• EXERCISE PROMPT
Check every line below for the word "Here" and copy the ones that have it.

start

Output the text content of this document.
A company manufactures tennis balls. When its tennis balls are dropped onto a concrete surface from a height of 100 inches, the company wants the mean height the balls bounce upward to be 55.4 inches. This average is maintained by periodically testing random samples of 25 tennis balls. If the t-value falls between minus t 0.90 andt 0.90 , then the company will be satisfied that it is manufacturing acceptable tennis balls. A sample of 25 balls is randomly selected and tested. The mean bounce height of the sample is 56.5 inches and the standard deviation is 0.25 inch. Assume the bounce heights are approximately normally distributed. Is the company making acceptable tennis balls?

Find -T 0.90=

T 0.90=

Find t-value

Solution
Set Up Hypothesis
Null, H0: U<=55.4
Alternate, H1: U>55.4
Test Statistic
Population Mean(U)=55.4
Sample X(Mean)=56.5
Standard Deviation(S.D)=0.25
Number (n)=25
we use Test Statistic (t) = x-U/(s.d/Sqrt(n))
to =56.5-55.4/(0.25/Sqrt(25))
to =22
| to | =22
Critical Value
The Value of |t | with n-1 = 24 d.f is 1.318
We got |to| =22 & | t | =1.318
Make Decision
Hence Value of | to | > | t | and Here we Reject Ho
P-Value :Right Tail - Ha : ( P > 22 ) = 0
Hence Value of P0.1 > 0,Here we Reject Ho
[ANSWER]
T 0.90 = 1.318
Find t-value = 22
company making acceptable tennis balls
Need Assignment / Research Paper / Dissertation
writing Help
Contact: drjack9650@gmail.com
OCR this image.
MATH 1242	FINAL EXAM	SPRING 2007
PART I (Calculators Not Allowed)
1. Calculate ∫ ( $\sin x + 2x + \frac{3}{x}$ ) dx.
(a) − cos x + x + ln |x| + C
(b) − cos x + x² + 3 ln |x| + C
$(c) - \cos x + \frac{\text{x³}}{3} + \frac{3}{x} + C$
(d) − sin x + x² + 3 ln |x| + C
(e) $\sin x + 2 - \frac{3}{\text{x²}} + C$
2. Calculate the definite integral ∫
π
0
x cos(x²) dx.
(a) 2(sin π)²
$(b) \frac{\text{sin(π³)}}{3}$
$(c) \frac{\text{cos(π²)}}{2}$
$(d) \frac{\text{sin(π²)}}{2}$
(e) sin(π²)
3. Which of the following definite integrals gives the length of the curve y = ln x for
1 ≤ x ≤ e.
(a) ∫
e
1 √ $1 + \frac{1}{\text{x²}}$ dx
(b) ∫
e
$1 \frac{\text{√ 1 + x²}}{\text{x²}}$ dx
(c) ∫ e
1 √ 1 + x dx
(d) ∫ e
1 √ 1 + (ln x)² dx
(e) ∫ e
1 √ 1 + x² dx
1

end

• SOLUTION TO THIS TASK
Hence Value of | to | > | t | and Here we Reject Ho
Hence Value of P0.1 > 0,Here we Reject Ho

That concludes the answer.